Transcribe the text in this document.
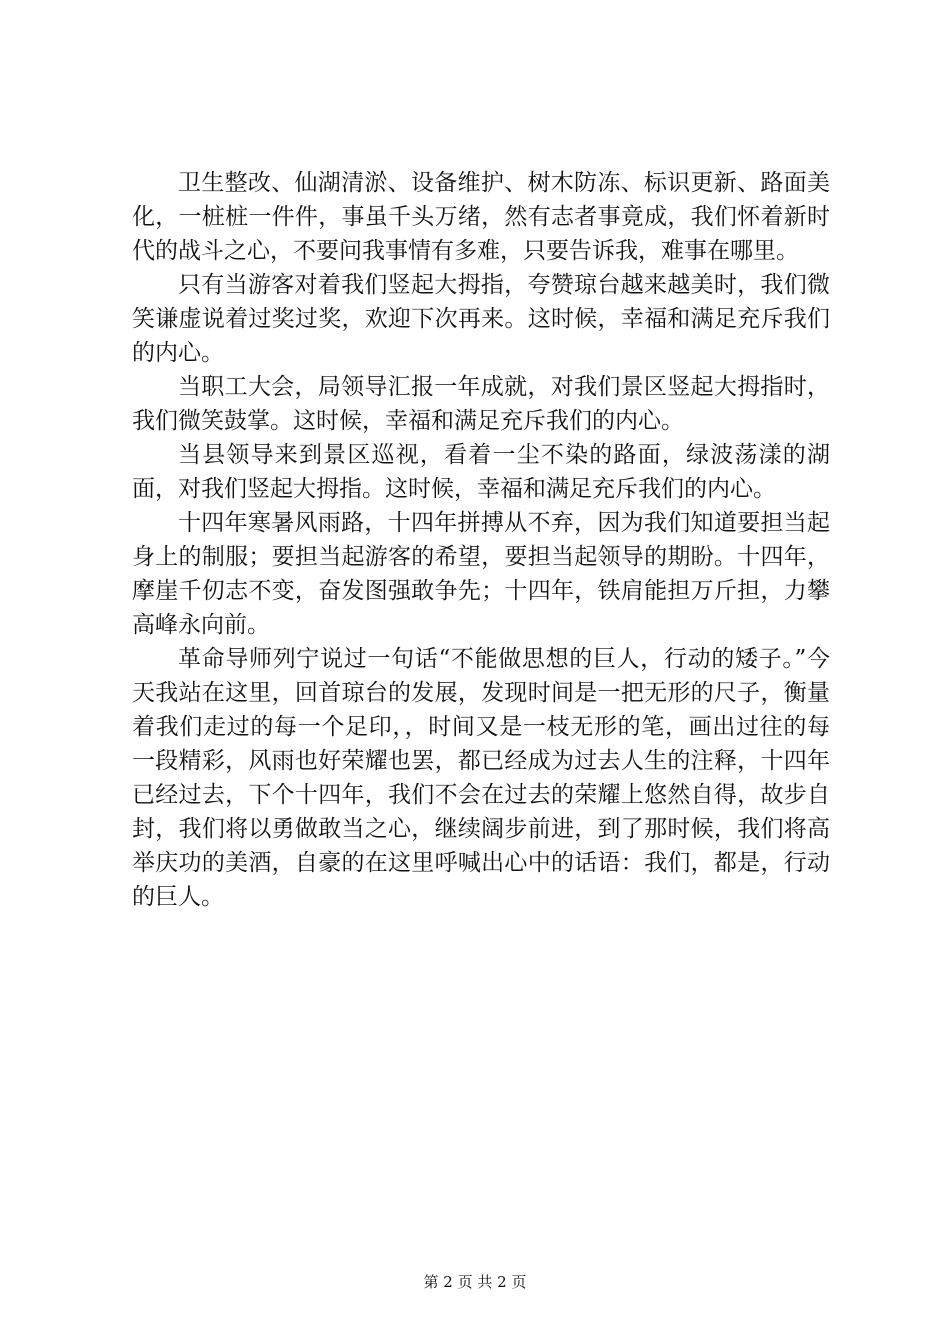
卫生整改、仙湖清淤、设备维护、树木防冻、标识更新、路面美化，一桩桩一件件，事虽千头万绪，然有志者事竟成，我们怀着新时代的战斗之心，不要问我事情有多难，只要告诉我，难事在哪里。

只有当游客对着我们竖起大拇指，夸赞琼台越来越美时，我们微笑谦虚说着过奖过奖，欢迎下次再来。这时候，幸福和满足充斥我们的内心。

当职工大会，局领导汇报一年成就，对我们景区竖起大拇指时，我们微笑鼓掌。这时候，幸福和满足充斥我们的内心。

当县领导来到景区巡视，看着一尘不染的路面，绿波荡漾的湖面，对我们竖起大拇指。这时候，幸福和满足充斥我们的内心。

十四年寒暑风雨路，十四年拼搏从不弃，因为我们知道要担当起身上的制服；要担当起游客的希望，要担当起领导的期盼。十四年，摩崖千仞志不变，奋发图强敢争先；十四年，铁肩能担万斤担，力攀高峰永向前。

革命导师列宁说过一句话“不能做思想的巨人，行动的矮子。”今天我站在这里，回首琼台的发展，发现时间是一把无形的尺子，衡量着我们走过的每一个足印，，时间又是一枝无形的笔，画出过往的每一段精彩，风雨也好荣耀也罢，都已经成为过去人生的注释，十四年已经过去，下个十四年，我们不会在过去的荣耀上悠然自得，故步自封，我们将以勇做敢当之心，继续阔步前进，到了那时候，我们将高举庆功的美酒，自豪的在这里呼喊出心中的话语：我们，都是，行动的巨人。

第 2 页 共 2 页
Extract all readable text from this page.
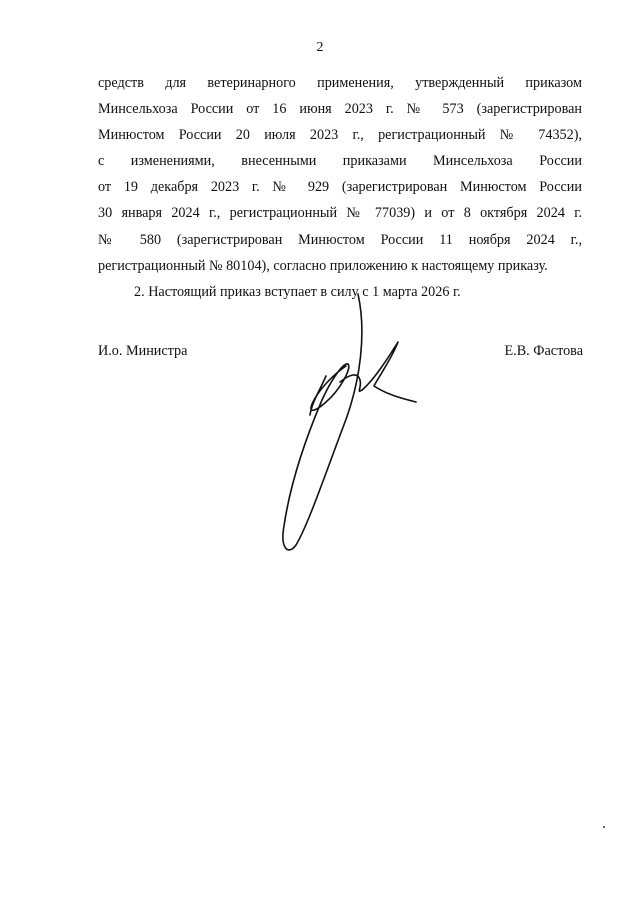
2
средств для ветеринарного применения, утвержденный приказом
Минсельхоза России от 16 июня 2023 г. № 573 (зарегистрирован
Минюстом России 20 июля 2023 г., регистрационный № 74352),
с изменениями, внесенными приказами Минсельхоза России
от 19 декабря 2023 г. № 929 (зарегистрирован Минюстом России
30 января 2024 г., регистрационный № 77039) и от 8 октября 2024 г.
№ 580 (зарегистрирован Минюстом России 11 ноября 2024 г.,
регистрационный № 80104), согласно приложению к настоящему приказу.
2. Настоящий приказ вступает в силу с 1 марта 2026 г.
И.о. Министра	Е.В. Фастова
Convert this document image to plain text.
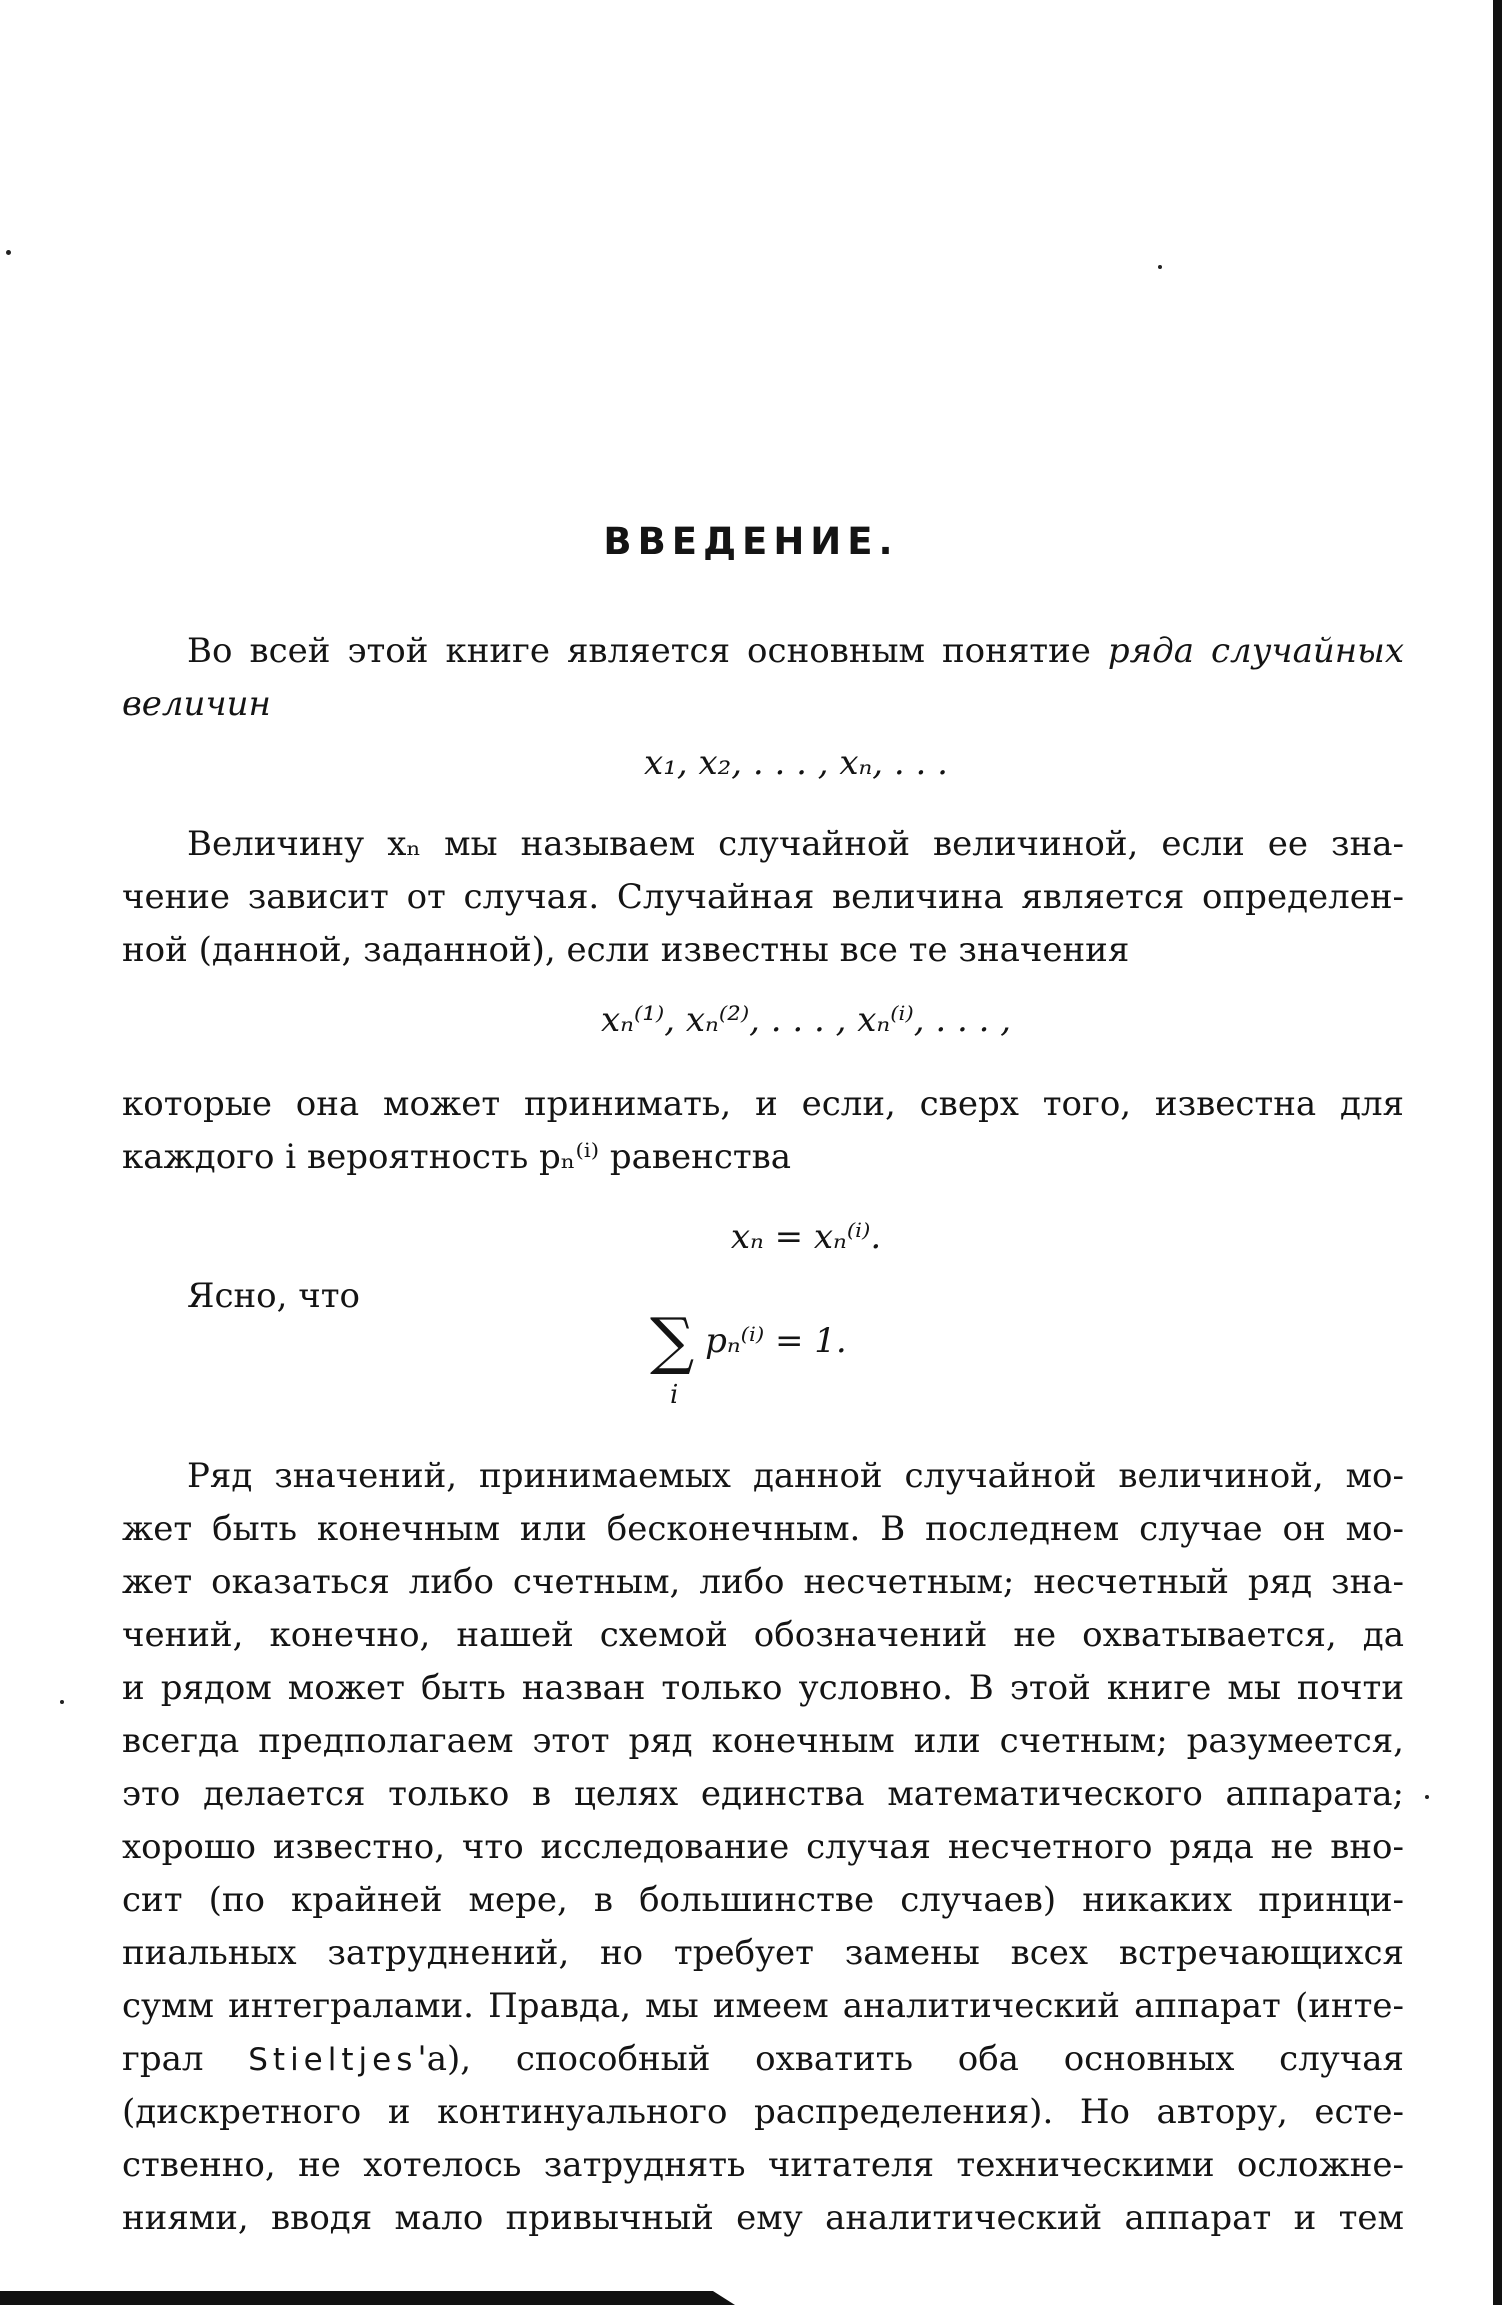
ВВЕДЕНИЕ.
Во всей этой книге является основным понятие ряда случайных
величин
x₁, x₂, . . . , xₙ, . . .
Величину xₙ мы называем случайной величиной, если ее зна-
чение зависит от случая. Случайная величина является определен-
ной (данной, заданной), если известны все те значения
xₙ⁽¹⁾, xₙ⁽²⁾, . . . , xₙ⁽ⁱ⁾, . . . ,
которые она может принимать, и если, сверх того, известна для
каждого i вероятность pₙ⁽ⁱ⁾ равенства
xₙ = xₙ⁽ⁱ⁾.
Ясно, что
∑ pₙ⁽ⁱ⁾ = 1.
i
Ряд значений, принимаемых данной случайной величиной, мо-
жет быть конечным или бесконечным. В последнем случае он мо-
жет оказаться либо счетным, либо несчетным; несчетный ряд зна-
чений, конечно, нашей схемой обозначений не охватывается, да
и рядом может быть назван только условно. В этой книге мы почти
всегда предполагаем этот ряд конечным или счетным; разумеется,
это делается только в целях единства математического аппарата;
хорошо известно, что исследование случая несчетного ряда не вно-
сит (по крайней мере, в большинстве случаев) никаких принци-
пиальных затруднений, но требует замены всех встречающихся
сумм интегралами. Правда, мы имеем аналитический аппарат (инте-
грал Stieltjes'a), способный охватить оба основных случая
(дискретного и континуального распределения). Но автору, есте-
ственно, не хотелось затруднять читателя техническими осложне-
ниями, вводя мало привычный ему аналитический аппарат и тем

- - -

§ **Your objective**: Lines that include the word "книге" are to be extracted from the data above.

§ **Reply to the exercise**:
Во всей этой книге является основным понятие ряда случайных
и рядом может быть назван только условно. В этой книге мы почти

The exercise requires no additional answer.